**SHORT TASK**
Give every line of the data again, unchanged, but with no pictures.

**ROWS**
-=-=-

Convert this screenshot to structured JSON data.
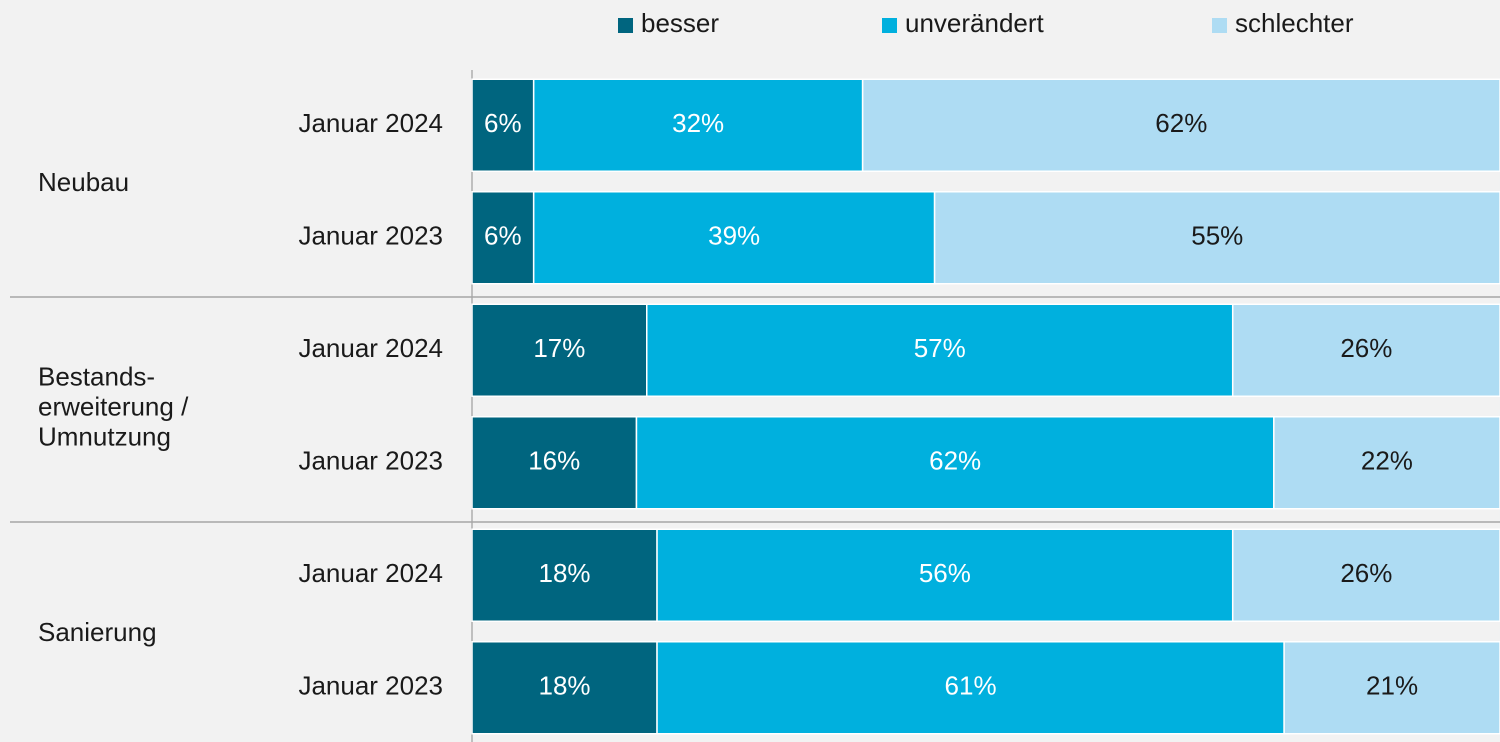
{
  "chart_data": {
    "type": "stacked-bar-horizontal",
    "groups": [
      "Neubau",
      "Bestands-\nerweiterung /\nUmnutzung",
      "Sanierung"
    ],
    "categories": [
      "Januar 2024",
      "Januar 2023",
      "Januar 2024",
      "Januar 2023",
      "Januar 2024",
      "Januar 2023"
    ],
    "series": [
      {
        "name": "besser",
        "color": "#00657f",
        "values": [
          6,
          6,
          17,
          16,
          18,
          18
        ],
        "value_labels": [
          "6%",
          "6%",
          "17%",
          "16%",
          "18%",
          "18%"
        ]
      },
      {
        "name": "unverändert",
        "color": "#00b0de",
        "values": [
          32,
          39,
          57,
          62,
          56,
          61
        ],
        "value_labels": [
          "32%",
          "39%",
          "57%",
          "62%",
          "56%",
          "61%"
        ]
      },
      {
        "name": "schlechter",
        "color": "#aedcf3",
        "values": [
          62,
          55,
          26,
          22,
          26,
          21
        ],
        "value_labels": [
          "62%",
          "55%",
          "26%",
          "22%",
          "26%",
          "21%"
        ]
      }
    ],
    "xlim": [
      0,
      100
    ],
    "legend": "top"
  }
}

-=-=-

**ANSWER TO THIS EXERCISE**
Convert this screenshot to structured JSON data.
{
  "chart_data": {
    "type": "stacked-bar-horizontal",
    "groups": [
      "Neubau",
      "Bestands-\nerweiterung /\nUmnutzung",
      "Sanierung"
    ],
    "categories": [
      "Januar 2024",
      "Januar 2023",
      "Januar 2024",
      "Januar 2023",
      "Januar 2024",
      "Januar 2023"
    ],
    "series": [
      {
        "name": "besser",
        "color": "#00657f",
        "values": [
          6,
          6,
          17,
          16,
          18,
          18
        ],
        "value_labels": [
          "6%",
          "6%",
          "17%",
          "16%",
          "18%",
          "18%"
        ]
      },
      {
        "name": "unverändert",
        "color": "#00b0de",
        "values": [
          32,
          39,
          57,
          62,
          56,
          61
        ],
        "value_labels": [
          "32%",
          "39%",
          "57%",
          "62%",
          "56%",
          "61%"
        ]
      },
      {
        "name": "schlechter",
        "color": "#aedcf3",
        "values": [
          62,
          55,
          26,
          22,
          26,
          21
        ],
        "value_labels": [
          "62%",
          "55%",
          "26%",
          "22%",
          "26%",
          "21%"
        ]
      }
    ],
    "xlim": [
      0,
      100
    ],
    "legend": "top"
  }
}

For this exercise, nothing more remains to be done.